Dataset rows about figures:
-=-=-=-=-

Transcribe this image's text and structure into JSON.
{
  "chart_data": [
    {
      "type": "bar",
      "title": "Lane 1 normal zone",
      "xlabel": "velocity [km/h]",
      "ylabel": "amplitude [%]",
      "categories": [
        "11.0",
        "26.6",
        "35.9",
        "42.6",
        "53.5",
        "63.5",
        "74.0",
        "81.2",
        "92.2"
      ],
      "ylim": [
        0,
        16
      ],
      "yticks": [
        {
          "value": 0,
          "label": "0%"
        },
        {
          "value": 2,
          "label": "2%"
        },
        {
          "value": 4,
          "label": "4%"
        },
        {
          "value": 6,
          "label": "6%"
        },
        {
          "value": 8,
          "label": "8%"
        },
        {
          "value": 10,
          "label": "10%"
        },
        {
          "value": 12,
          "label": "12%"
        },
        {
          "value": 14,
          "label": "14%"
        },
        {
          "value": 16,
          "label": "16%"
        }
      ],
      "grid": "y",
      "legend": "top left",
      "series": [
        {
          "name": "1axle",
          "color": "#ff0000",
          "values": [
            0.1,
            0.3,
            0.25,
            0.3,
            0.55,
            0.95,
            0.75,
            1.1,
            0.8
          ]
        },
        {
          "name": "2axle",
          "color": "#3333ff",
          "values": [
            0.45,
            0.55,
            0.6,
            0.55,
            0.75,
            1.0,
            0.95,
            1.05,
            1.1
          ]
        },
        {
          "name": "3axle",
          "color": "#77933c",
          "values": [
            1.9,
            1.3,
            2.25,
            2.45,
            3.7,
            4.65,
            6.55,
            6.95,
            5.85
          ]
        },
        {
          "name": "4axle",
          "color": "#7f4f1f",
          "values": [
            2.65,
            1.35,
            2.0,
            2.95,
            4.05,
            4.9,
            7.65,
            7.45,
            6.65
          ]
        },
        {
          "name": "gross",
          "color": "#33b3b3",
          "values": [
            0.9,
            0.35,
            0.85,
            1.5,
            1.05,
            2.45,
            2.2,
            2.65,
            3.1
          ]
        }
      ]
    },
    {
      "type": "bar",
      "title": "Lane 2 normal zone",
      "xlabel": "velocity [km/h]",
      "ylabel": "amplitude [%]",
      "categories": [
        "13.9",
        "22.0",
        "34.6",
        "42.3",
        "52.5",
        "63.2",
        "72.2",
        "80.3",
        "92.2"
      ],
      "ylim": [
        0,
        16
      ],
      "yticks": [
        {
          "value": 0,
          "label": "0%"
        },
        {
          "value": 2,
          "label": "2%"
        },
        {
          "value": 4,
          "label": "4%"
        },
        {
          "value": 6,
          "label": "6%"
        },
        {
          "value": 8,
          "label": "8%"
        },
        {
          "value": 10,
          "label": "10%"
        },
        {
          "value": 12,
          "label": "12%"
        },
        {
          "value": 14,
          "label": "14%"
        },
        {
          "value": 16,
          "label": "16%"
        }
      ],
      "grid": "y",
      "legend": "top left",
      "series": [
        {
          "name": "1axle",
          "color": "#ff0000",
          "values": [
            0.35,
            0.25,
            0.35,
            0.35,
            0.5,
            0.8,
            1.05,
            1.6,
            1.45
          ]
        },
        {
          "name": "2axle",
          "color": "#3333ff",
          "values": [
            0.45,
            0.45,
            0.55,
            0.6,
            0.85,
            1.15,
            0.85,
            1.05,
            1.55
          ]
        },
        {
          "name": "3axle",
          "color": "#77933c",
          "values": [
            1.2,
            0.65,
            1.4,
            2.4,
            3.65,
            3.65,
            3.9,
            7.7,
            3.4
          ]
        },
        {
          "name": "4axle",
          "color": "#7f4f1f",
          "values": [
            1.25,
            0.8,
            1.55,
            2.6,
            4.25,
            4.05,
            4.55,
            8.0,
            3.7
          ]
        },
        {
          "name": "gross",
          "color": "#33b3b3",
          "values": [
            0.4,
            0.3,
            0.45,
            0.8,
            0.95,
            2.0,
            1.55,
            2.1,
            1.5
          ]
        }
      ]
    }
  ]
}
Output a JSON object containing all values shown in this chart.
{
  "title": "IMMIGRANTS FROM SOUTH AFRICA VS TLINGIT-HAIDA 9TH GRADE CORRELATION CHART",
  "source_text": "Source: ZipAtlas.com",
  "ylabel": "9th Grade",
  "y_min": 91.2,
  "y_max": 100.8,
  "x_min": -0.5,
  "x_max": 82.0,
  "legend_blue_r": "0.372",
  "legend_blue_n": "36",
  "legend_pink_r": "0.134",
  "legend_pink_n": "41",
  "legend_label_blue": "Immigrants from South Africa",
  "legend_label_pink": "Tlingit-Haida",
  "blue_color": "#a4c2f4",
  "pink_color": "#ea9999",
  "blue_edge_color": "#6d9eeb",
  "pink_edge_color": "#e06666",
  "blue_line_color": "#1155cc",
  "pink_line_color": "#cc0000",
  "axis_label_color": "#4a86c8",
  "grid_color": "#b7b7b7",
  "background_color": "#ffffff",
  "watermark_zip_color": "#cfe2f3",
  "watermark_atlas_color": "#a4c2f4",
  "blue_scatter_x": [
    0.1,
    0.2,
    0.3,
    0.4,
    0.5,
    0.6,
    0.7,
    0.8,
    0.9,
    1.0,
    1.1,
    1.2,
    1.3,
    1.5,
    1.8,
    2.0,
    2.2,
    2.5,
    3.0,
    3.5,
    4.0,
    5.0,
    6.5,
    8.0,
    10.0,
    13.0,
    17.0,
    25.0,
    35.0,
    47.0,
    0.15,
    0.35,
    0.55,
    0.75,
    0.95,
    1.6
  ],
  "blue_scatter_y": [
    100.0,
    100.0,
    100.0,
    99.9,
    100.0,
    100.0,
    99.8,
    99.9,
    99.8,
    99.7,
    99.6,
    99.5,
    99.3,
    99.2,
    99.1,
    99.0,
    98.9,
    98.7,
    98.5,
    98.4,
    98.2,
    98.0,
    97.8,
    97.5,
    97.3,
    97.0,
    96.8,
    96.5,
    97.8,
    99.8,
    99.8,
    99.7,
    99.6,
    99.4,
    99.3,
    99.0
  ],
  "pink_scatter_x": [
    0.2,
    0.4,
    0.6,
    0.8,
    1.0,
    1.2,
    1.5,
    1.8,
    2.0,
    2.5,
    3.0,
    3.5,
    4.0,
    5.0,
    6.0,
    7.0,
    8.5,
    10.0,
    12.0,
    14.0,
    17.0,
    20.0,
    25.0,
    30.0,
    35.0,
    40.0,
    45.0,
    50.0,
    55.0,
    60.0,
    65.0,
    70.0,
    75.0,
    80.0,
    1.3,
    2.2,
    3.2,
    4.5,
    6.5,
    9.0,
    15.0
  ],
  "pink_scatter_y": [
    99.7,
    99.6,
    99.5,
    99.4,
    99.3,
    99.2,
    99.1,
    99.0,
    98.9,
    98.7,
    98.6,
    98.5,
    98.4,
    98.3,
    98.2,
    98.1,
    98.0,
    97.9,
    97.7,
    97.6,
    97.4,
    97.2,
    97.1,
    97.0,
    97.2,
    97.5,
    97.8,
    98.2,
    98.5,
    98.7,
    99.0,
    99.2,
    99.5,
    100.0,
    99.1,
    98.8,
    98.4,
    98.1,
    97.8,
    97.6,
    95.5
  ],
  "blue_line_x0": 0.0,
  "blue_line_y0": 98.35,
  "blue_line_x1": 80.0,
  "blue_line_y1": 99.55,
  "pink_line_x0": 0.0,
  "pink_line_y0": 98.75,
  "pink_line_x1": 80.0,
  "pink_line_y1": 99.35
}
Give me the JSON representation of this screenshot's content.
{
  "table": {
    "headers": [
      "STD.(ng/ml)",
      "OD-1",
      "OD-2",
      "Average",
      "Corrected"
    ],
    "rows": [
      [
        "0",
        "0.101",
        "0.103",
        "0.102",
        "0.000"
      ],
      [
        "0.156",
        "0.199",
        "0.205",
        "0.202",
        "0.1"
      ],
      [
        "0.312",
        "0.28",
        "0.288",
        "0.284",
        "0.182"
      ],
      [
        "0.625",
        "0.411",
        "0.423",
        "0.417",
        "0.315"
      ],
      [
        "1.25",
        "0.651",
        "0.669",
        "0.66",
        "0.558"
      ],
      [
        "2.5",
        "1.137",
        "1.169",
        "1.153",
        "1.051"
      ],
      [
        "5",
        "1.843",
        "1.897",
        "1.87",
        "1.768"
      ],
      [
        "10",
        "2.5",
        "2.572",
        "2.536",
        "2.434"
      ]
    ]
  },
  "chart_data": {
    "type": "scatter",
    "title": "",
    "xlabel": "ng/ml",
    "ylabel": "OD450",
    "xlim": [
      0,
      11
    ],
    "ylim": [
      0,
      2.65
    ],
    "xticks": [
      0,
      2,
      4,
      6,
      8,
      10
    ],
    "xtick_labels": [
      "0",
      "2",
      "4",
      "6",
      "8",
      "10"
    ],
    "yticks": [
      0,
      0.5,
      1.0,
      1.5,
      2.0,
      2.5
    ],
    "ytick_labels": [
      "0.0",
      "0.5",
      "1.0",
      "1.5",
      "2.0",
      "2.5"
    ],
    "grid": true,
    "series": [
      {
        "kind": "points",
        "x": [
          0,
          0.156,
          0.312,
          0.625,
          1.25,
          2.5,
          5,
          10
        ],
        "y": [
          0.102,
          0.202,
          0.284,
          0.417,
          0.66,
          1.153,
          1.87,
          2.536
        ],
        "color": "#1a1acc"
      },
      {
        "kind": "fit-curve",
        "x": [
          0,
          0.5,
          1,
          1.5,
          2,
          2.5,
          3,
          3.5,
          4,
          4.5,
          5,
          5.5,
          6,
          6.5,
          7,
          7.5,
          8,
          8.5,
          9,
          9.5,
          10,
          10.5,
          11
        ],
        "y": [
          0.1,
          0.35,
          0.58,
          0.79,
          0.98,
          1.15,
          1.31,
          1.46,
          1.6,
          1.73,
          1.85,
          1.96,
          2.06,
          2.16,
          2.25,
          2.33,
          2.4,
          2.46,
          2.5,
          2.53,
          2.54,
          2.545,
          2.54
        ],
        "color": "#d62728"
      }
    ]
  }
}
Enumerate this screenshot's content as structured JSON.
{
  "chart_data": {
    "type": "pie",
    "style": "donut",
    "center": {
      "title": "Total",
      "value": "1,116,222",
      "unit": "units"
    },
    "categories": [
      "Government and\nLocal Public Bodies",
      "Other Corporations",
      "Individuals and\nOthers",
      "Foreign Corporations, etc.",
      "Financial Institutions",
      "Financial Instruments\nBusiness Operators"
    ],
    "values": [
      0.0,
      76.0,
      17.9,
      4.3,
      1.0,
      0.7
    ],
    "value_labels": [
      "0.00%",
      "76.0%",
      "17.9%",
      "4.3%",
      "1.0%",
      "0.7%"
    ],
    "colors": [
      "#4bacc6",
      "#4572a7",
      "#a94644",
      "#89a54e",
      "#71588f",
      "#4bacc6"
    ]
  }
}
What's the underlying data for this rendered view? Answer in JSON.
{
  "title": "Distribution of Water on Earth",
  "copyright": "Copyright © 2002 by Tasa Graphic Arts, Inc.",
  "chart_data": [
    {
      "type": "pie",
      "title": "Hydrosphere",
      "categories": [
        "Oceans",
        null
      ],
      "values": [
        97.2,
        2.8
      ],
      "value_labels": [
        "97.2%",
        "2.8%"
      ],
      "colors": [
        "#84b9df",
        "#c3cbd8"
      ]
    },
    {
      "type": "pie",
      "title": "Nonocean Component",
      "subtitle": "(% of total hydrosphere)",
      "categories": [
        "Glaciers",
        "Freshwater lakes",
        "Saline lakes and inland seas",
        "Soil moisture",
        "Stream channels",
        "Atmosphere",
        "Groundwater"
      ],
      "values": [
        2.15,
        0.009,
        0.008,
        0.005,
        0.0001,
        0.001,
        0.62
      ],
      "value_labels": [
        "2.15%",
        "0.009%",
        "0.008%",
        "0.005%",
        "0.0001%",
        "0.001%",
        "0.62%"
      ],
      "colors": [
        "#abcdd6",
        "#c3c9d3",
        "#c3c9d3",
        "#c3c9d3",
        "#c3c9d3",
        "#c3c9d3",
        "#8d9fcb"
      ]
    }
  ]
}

-=-=-=-=-

Extract every line containing the string "normal" from the material.

      "title": "Lane 1 normal zone",
      "title": "Lane 2 normal zone",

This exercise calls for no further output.